TASK TO CARRY OUT
Repeat exactly, and only, the lines from the one holding "Output the text content of this document." through the last line of the records below.

RECORDS TO PROCESS

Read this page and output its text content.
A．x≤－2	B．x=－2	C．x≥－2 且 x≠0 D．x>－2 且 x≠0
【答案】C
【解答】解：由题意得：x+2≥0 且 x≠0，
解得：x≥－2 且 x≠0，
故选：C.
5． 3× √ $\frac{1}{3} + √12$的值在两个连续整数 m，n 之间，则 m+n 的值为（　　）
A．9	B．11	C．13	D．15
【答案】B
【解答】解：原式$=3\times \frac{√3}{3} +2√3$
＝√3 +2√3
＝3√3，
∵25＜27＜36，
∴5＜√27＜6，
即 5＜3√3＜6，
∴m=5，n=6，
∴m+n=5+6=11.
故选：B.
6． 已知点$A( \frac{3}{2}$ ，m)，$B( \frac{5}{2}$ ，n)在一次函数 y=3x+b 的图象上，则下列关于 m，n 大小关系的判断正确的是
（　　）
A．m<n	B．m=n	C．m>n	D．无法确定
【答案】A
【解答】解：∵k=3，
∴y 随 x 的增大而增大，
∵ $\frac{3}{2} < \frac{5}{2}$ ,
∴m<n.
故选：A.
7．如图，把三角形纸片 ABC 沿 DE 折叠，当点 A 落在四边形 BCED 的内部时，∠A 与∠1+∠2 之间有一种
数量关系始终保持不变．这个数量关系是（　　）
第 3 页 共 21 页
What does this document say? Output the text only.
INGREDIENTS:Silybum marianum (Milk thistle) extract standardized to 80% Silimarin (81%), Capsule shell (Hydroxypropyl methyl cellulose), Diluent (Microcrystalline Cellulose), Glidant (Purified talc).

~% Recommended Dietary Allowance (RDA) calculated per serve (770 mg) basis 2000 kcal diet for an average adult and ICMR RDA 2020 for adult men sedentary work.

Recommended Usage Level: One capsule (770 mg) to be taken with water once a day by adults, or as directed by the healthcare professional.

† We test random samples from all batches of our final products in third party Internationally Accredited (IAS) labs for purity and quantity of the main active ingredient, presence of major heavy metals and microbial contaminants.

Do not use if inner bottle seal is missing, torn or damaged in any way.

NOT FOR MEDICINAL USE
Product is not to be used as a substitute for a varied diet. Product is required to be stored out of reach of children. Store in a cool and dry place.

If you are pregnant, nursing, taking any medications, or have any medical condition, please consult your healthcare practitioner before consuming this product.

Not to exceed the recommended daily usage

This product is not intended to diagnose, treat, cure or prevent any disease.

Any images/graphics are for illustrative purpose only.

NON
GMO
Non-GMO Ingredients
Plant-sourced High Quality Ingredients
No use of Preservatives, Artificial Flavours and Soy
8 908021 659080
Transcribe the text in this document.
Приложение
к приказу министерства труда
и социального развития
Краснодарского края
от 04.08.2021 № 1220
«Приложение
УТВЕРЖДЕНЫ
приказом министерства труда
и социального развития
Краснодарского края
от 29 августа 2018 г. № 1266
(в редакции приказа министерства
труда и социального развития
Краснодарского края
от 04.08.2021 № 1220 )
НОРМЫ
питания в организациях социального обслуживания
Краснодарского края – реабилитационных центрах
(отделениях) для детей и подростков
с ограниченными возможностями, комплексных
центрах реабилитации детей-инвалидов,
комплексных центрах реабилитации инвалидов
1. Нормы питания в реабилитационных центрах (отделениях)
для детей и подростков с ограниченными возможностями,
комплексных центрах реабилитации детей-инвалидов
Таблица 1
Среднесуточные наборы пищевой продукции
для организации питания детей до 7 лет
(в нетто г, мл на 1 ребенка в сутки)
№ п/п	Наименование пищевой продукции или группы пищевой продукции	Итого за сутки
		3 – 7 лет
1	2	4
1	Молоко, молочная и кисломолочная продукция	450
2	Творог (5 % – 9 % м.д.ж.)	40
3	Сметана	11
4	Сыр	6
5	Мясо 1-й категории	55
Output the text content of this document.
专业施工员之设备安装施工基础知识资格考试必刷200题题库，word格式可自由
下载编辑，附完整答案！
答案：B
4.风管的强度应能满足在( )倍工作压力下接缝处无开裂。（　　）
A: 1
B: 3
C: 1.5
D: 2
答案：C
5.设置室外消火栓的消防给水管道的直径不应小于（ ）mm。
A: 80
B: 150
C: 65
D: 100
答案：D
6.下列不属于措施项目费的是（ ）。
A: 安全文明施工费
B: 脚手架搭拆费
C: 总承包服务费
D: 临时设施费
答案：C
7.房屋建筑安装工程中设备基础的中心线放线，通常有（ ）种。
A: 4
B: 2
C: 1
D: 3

RESULT OF THIS EXERCISE
Output the text content of this document.
专业施工员之设备安装施工基础知识资格考试必刷200题题库，word格式可自由
下载编辑，附完整答案！
答案：B
4.风管的强度应能满足在( )倍工作压力下接缝处无开裂。（　　）
A: 1
B: 3
C: 1.5
D: 2
答案：C
5.设置室外消火栓的消防给水管道的直径不应小于（ ）mm。
A: 80
B: 150
C: 65
D: 100
答案：D
6.下列不属于措施项目费的是（ ）。
A: 安全文明施工费
B: 脚手架搭拆费
C: 总承包服务费
D: 临时设施费
答案：C
7.房屋建筑安装工程中设备基础的中心线放线，通常有（ ）种。
A: 4
B: 2
C: 1
D: 3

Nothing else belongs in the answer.